__PROBLEM TO SOLVE__
The records that follow are to be repeated without alteration.

begin EXERCISE DATA

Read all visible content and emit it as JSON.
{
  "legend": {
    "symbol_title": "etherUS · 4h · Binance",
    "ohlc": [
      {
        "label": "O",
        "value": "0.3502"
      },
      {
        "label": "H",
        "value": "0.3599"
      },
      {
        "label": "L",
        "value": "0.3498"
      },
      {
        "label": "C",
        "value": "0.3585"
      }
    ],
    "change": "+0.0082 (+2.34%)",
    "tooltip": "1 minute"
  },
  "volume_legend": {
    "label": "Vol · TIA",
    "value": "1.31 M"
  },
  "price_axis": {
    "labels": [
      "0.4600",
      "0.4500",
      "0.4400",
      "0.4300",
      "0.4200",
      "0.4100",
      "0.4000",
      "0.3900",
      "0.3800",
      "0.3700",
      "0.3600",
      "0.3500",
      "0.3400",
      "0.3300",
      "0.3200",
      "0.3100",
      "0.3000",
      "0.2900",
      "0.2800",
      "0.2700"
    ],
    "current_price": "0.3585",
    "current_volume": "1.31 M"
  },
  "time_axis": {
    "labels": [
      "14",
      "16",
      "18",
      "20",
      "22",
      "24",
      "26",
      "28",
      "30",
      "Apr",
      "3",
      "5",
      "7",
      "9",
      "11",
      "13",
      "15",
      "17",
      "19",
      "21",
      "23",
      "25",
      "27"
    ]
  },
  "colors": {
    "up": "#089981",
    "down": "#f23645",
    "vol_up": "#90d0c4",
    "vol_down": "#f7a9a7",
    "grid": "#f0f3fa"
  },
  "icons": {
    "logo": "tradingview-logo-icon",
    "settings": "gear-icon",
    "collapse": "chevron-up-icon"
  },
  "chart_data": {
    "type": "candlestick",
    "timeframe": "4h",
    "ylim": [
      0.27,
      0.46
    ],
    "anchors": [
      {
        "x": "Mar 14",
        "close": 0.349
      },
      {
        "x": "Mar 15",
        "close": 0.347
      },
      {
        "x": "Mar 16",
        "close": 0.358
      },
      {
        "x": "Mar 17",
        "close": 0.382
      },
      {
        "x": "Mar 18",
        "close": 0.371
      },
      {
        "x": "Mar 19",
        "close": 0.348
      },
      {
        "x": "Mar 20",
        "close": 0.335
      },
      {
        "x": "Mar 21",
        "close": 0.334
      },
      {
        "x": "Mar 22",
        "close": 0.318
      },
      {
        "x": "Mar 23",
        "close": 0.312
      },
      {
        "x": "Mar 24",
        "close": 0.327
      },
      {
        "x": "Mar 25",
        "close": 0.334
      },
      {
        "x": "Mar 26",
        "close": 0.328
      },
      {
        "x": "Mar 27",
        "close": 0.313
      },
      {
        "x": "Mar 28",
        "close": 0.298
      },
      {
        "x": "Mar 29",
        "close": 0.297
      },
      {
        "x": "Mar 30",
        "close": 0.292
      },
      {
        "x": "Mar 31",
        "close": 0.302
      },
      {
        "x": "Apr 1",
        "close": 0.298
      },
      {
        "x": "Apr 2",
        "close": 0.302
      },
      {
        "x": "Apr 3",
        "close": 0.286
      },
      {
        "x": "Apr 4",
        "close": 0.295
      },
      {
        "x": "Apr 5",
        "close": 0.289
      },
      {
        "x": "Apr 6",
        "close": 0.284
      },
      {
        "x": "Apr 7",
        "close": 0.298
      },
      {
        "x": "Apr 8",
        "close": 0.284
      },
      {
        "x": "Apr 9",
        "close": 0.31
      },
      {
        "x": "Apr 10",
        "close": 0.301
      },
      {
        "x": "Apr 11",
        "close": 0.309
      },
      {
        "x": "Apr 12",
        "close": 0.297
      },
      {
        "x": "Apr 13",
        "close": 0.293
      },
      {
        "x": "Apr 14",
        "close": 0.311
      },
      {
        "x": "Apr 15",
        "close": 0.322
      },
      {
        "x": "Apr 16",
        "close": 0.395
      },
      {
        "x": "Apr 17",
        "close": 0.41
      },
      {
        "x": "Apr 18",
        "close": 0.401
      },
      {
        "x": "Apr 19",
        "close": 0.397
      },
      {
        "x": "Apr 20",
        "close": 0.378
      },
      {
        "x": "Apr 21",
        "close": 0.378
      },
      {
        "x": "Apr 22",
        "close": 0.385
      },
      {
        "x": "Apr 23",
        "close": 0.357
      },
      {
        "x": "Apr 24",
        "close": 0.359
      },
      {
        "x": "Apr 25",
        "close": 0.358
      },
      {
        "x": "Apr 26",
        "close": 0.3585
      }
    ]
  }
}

end EXERCISE DATA

__SOLUTION TO THIS TASK__
Read all visible content and emit it as JSON.
{
  "legend": {
    "symbol_title": "etherUS · 4h · Binance",
    "ohlc": [
      {
        "label": "O",
        "value": "0.3502"
      },
      {
        "label": "H",
        "value": "0.3599"
      },
      {
        "label": "L",
        "value": "0.3498"
      },
      {
        "label": "C",
        "value": "0.3585"
      }
    ],
    "change": "+0.0082 (+2.34%)",
    "tooltip": "1 minute"
  },
  "volume_legend": {
    "label": "Vol · TIA",
    "value": "1.31 M"
  },
  "price_axis": {
    "labels": [
      "0.4600",
      "0.4500",
      "0.4400",
      "0.4300",
      "0.4200",
      "0.4100",
      "0.4000",
      "0.3900",
      "0.3800",
      "0.3700",
      "0.3600",
      "0.3500",
      "0.3400",
      "0.3300",
      "0.3200",
      "0.3100",
      "0.3000",
      "0.2900",
      "0.2800",
      "0.2700"
    ],
    "current_price": "0.3585",
    "current_volume": "1.31 M"
  },
  "time_axis": {
    "labels": [
      "14",
      "16",
      "18",
      "20",
      "22",
      "24",
      "26",
      "28",
      "30",
      "Apr",
      "3",
      "5",
      "7",
      "9",
      "11",
      "13",
      "15",
      "17",
      "19",
      "21",
      "23",
      "25",
      "27"
    ]
  },
  "colors": {
    "up": "#089981",
    "down": "#f23645",
    "vol_up": "#90d0c4",
    "vol_down": "#f7a9a7",
    "grid": "#f0f3fa"
  },
  "icons": {
    "logo": "tradingview-logo-icon",
    "settings": "gear-icon",
    "collapse": "chevron-up-icon"
  },
  "chart_data": {
    "type": "candlestick",
    "timeframe": "4h",
    "ylim": [
      0.27,
      0.46
    ],
    "anchors": [
      {
        "x": "Mar 14",
        "close": 0.349
      },
      {
        "x": "Mar 15",
        "close": 0.347
      },
      {
        "x": "Mar 16",
        "close": 0.358
      },
      {
        "x": "Mar 17",
        "close": 0.382
      },
      {
        "x": "Mar 18",
        "close": 0.371
      },
      {
        "x": "Mar 19",
        "close": 0.348
      },
      {
        "x": "Mar 20",
        "close": 0.335
      },
      {
        "x": "Mar 21",
        "close": 0.334
      },
      {
        "x": "Mar 22",
        "close": 0.318
      },
      {
        "x": "Mar 23",
        "close": 0.312
      },
      {
        "x": "Mar 24",
        "close": 0.327
      },
      {
        "x": "Mar 25",
        "close": 0.334
      },
      {
        "x": "Mar 26",
        "close": 0.328
      },
      {
        "x": "Mar 27",
        "close": 0.313
      },
      {
        "x": "Mar 28",
        "close": 0.298
      },
      {
        "x": "Mar 29",
        "close": 0.297
      },
      {
        "x": "Mar 30",
        "close": 0.292
      },
      {
        "x": "Mar 31",
        "close": 0.302
      },
      {
        "x": "Apr 1",
        "close": 0.298
      },
      {
        "x": "Apr 2",
        "close": 0.302
      },
      {
        "x": "Apr 3",
        "close": 0.286
      },
      {
        "x": "Apr 4",
        "close": 0.295
      },
      {
        "x": "Apr 5",
        "close": 0.289
      },
      {
        "x": "Apr 6",
        "close": 0.284
      },
      {
        "x": "Apr 7",
        "close": 0.298
      },
      {
        "x": "Apr 8",
        "close": 0.284
      },
      {
        "x": "Apr 9",
        "close": 0.31
      },
      {
        "x": "Apr 10",
        "close": 0.301
      },
      {
        "x": "Apr 11",
        "close": 0.309
      },
      {
        "x": "Apr 12",
        "close": 0.297
      },
      {
        "x": "Apr 13",
        "close": 0.293
      },
      {
        "x": "Apr 14",
        "close": 0.311
      },
      {
        "x": "Apr 15",
        "close": 0.322
      },
      {
        "x": "Apr 16",
        "close": 0.395
      },
      {
        "x": "Apr 17",
        "close": 0.41
      },
      {
        "x": "Apr 18",
        "close": 0.401
      },
      {
        "x": "Apr 19",
        "close": 0.397
      },
      {
        "x": "Apr 20",
        "close": 0.378
      },
      {
        "x": "Apr 21",
        "close": 0.378
      },
      {
        "x": "Apr 22",
        "close": 0.385
      },
      {
        "x": "Apr 23",
        "close": 0.357
      },
      {
        "x": "Apr 24",
        "close": 0.359
      },
      {
        "x": "Apr 25",
        "close": 0.358
      },
      {
        "x": "Apr 26",
        "close": 0.3585
      }
    ]
  }
}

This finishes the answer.